— BEGIN RECORD EXTRACTS —

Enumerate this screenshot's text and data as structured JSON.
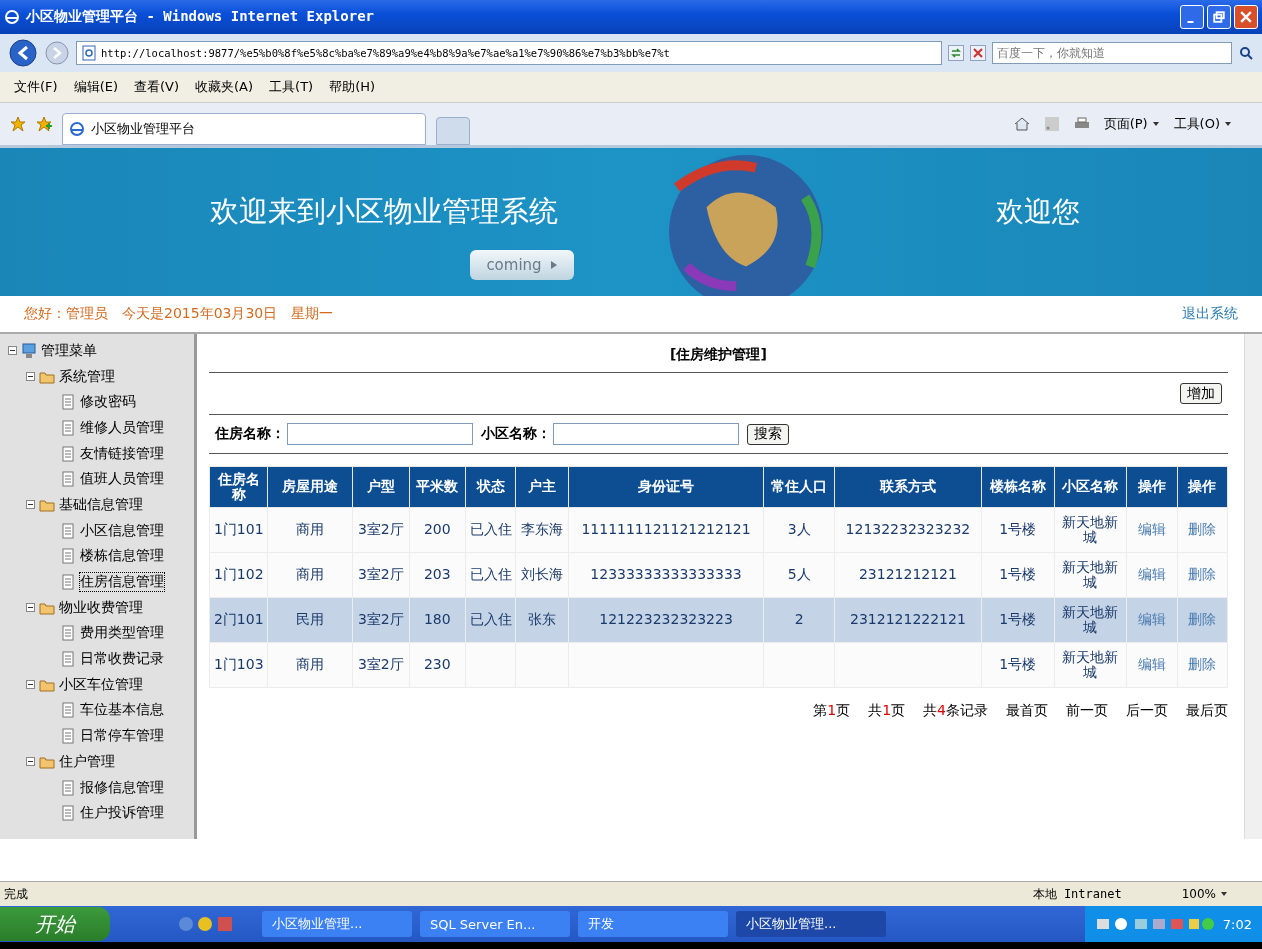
{
  "window": {
    "title": "小区物业管理平台 - Windows Internet Explorer"
  },
  "address_bar": {
    "url": "http://localhost:9877/%e5%b0%8f%e5%8c%ba%e7%89%a9%e4%b8%9a%e7%ae%a1%e7%90%86%e7%b3%bb%e7%t",
    "search_placeholder": "百度一下，你就知道"
  },
  "menu_bar": [
    "文件(F)",
    "编辑(E)",
    "查看(V)",
    "收藏夹(A)",
    "工具(T)",
    "帮助(H)"
  ],
  "tab": {
    "title": "小区物业管理平台"
  },
  "command_bar": [
    "页面(P)",
    "工具(O)"
  ],
  "banner": {
    "heading": "欢迎来到小区物业管理系统",
    "button": "coming",
    "welcome": "欢迎您"
  },
  "greeting": {
    "text": "您好：管理员　今天是2015年03月30日　星期一",
    "logout": "退出系统"
  },
  "sidebar": {
    "root": "管理菜单",
    "expanded": true,
    "groups": [
      {
        "label": "系统管理",
        "expanded": true,
        "children": [
          {
            "label": "修改密码",
            "selected": false
          },
          {
            "label": "维修人员管理",
            "selected": false
          },
          {
            "label": "友情链接管理",
            "selected": false
          },
          {
            "label": "值班人员管理",
            "selected": false
          }
        ]
      },
      {
        "label": "基础信息管理",
        "expanded": true,
        "children": [
          {
            "label": "小区信息管理",
            "selected": false
          },
          {
            "label": "楼栋信息管理",
            "selected": false
          },
          {
            "label": "住房信息管理",
            "selected": true
          }
        ]
      },
      {
        "label": "物业收费管理",
        "expanded": true,
        "children": [
          {
            "label": "费用类型管理",
            "selected": false
          },
          {
            "label": "日常收费记录",
            "selected": false
          }
        ]
      },
      {
        "label": "小区车位管理",
        "expanded": true,
        "children": [
          {
            "label": "车位基本信息",
            "selected": false
          },
          {
            "label": "日常停车管理",
            "selected": false
          }
        ]
      },
      {
        "label": "住户管理",
        "expanded": true,
        "children": [
          {
            "label": "报修信息管理",
            "selected": false
          },
          {
            "label": "住户投诉管理",
            "selected": false
          }
        ]
      }
    ]
  },
  "content": {
    "title": "[住房维护管理]",
    "add_button": "增加",
    "search": [
      {
        "label": "住房名称："
      },
      {
        "label": "小区名称："
      }
    ],
    "search_button": "搜索",
    "table": {
      "columns": [
        "住房名称",
        "房屋用途",
        "户型",
        "平米数",
        "状态",
        "户主",
        "身份证号",
        "常住人口",
        "联系方式",
        "楼栋名称",
        "小区名称",
        "操作",
        "操作"
      ],
      "rows": [
        {
          "selected": false,
          "cells": [
            "1门101",
            "商用",
            "3室2厅",
            "200",
            "已入住",
            "李东海",
            "1111111121121212121",
            "3人",
            "12132232323232",
            "1号楼",
            "新天地新城"
          ],
          "actions": [
            "编辑",
            "删除"
          ]
        },
        {
          "selected": false,
          "cells": [
            "1门102",
            "商用",
            "3室2厅",
            "203",
            "已入住",
            "刘长海",
            "12333333333333333",
            "5人",
            "23121212121",
            "1号楼",
            "新天地新城"
          ],
          "actions": [
            "编辑",
            "删除"
          ]
        },
        {
          "selected": true,
          "cells": [
            "2门101",
            "民用",
            "3室2厅",
            "180",
            "已入住",
            "张东",
            "121223232323223",
            "2",
            "2312121222121",
            "1号楼",
            "新天地新城"
          ],
          "actions": [
            "编辑",
            "删除"
          ]
        },
        {
          "selected": false,
          "cells": [
            "1门103",
            "商用",
            "3室2厅",
            "230",
            "",
            "",
            "",
            "",
            "",
            "1号楼",
            "新天地新城"
          ],
          "actions": [
            "编辑",
            "删除"
          ]
        }
      ]
    },
    "pager": {
      "info": [
        {
          "pre": "第",
          "num": "1",
          "post": "页"
        },
        {
          "pre": "共",
          "num": "1",
          "post": "页"
        },
        {
          "pre": "共",
          "num": "4",
          "post": "条记录"
        }
      ],
      "links": [
        "最首页",
        "前一页",
        "后一页",
        "最后页"
      ]
    }
  },
  "status_bar": {
    "text": "完成",
    "zone": "本地 Intranet",
    "zoom": "100%"
  },
  "taskbar": {
    "start": "开始",
    "buttons": [
      {
        "label": "小区物业管理...",
        "selected": false
      },
      {
        "label": "SQL Server En...",
        "selected": false
      },
      {
        "label": "开发",
        "selected": false
      },
      {
        "label": "小区物业管理...",
        "selected": true
      }
    ],
    "clock": "7:02"
  }
}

— END RECORD EXTRACTS —

SHORT TASK => Transcribe all entries above exactly. Drop the pictures.

REPLY TO THE TASK =>
Enumerate this screenshot's text and data as structured JSON.
{
  "window": {
    "title": "小区物业管理平台 - Windows Internet Explorer"
  },
  "address_bar": {
    "url": "http://localhost:9877/%e5%b0%8f%e5%8c%ba%e7%89%a9%e4%b8%9a%e7%ae%a1%e7%90%86%e7%b3%bb%e7%t",
    "search_placeholder": "百度一下，你就知道"
  },
  "menu_bar": [
    "文件(F)",
    "编辑(E)",
    "查看(V)",
    "收藏夹(A)",
    "工具(T)",
    "帮助(H)"
  ],
  "tab": {
    "title": "小区物业管理平台"
  },
  "command_bar": [
    "页面(P)",
    "工具(O)"
  ],
  "banner": {
    "heading": "欢迎来到小区物业管理系统",
    "button": "coming",
    "welcome": "欢迎您"
  },
  "greeting": {
    "text": "您好：管理员　今天是2015年03月30日　星期一",
    "logout": "退出系统"
  },
  "sidebar": {
    "root": "管理菜单",
    "expanded": true,
    "groups": [
      {
        "label": "系统管理",
        "expanded": true,
        "children": [
          {
            "label": "修改密码",
            "selected": false
          },
          {
            "label": "维修人员管理",
            "selected": false
          },
          {
            "label": "友情链接管理",
            "selected": false
          },
          {
            "label": "值班人员管理",
            "selected": false
          }
        ]
      },
      {
        "label": "基础信息管理",
        "expanded": true,
        "children": [
          {
            "label": "小区信息管理",
            "selected": false
          },
          {
            "label": "楼栋信息管理",
            "selected": false
          },
          {
            "label": "住房信息管理",
            "selected": true
          }
        ]
      },
      {
        "label": "物业收费管理",
        "expanded": true,
        "children": [
          {
            "label": "费用类型管理",
            "selected": false
          },
          {
            "label": "日常收费记录",
            "selected": false
          }
        ]
      },
      {
        "label": "小区车位管理",
        "expanded": true,
        "children": [
          {
            "label": "车位基本信息",
            "selected": false
          },
          {
            "label": "日常停车管理",
            "selected": false
          }
        ]
      },
      {
        "label": "住户管理",
        "expanded": true,
        "children": [
          {
            "label": "报修信息管理",
            "selected": false
          },
          {
            "label": "住户投诉管理",
            "selected": false
          }
        ]
      }
    ]
  },
  "content": {
    "title": "[住房维护管理]",
    "add_button": "增加",
    "search": [
      {
        "label": "住房名称："
      },
      {
        "label": "小区名称："
      }
    ],
    "search_button": "搜索",
    "table": {
      "columns": [
        "住房名称",
        "房屋用途",
        "户型",
        "平米数",
        "状态",
        "户主",
        "身份证号",
        "常住人口",
        "联系方式",
        "楼栋名称",
        "小区名称",
        "操作",
        "操作"
      ],
      "rows": [
        {
          "selected": false,
          "cells": [
            "1门101",
            "商用",
            "3室2厅",
            "200",
            "已入住",
            "李东海",
            "1111111121121212121",
            "3人",
            "12132232323232",
            "1号楼",
            "新天地新城"
          ],
          "actions": [
            "编辑",
            "删除"
          ]
        },
        {
          "selected": false,
          "cells": [
            "1门102",
            "商用",
            "3室2厅",
            "203",
            "已入住",
            "刘长海",
            "12333333333333333",
            "5人",
            "23121212121",
            "1号楼",
            "新天地新城"
          ],
          "actions": [
            "编辑",
            "删除"
          ]
        },
        {
          "selected": true,
          "cells": [
            "2门101",
            "民用",
            "3室2厅",
            "180",
            "已入住",
            "张东",
            "121223232323223",
            "2",
            "2312121222121",
            "1号楼",
            "新天地新城"
          ],
          "actions": [
            "编辑",
            "删除"
          ]
        },
        {
          "selected": false,
          "cells": [
            "1门103",
            "商用",
            "3室2厅",
            "230",
            "",
            "",
            "",
            "",
            "",
            "1号楼",
            "新天地新城"
          ],
          "actions": [
            "编辑",
            "删除"
          ]
        }
      ]
    },
    "pager": {
      "info": [
        {
          "pre": "第",
          "num": "1",
          "post": "页"
        },
        {
          "pre": "共",
          "num": "1",
          "post": "页"
        },
        {
          "pre": "共",
          "num": "4",
          "post": "条记录"
        }
      ],
      "links": [
        "最首页",
        "前一页",
        "后一页",
        "最后页"
      ]
    }
  },
  "status_bar": {
    "text": "完成",
    "zone": "本地 Intranet",
    "zoom": "100%"
  },
  "taskbar": {
    "start": "开始",
    "buttons": [
      {
        "label": "小区物业管理...",
        "selected": false
      },
      {
        "label": "SQL Server En...",
        "selected": false
      },
      {
        "label": "开发",
        "selected": false
      },
      {
        "label": "小区物业管理...",
        "selected": true
      }
    ],
    "clock": "7:02"
  }
}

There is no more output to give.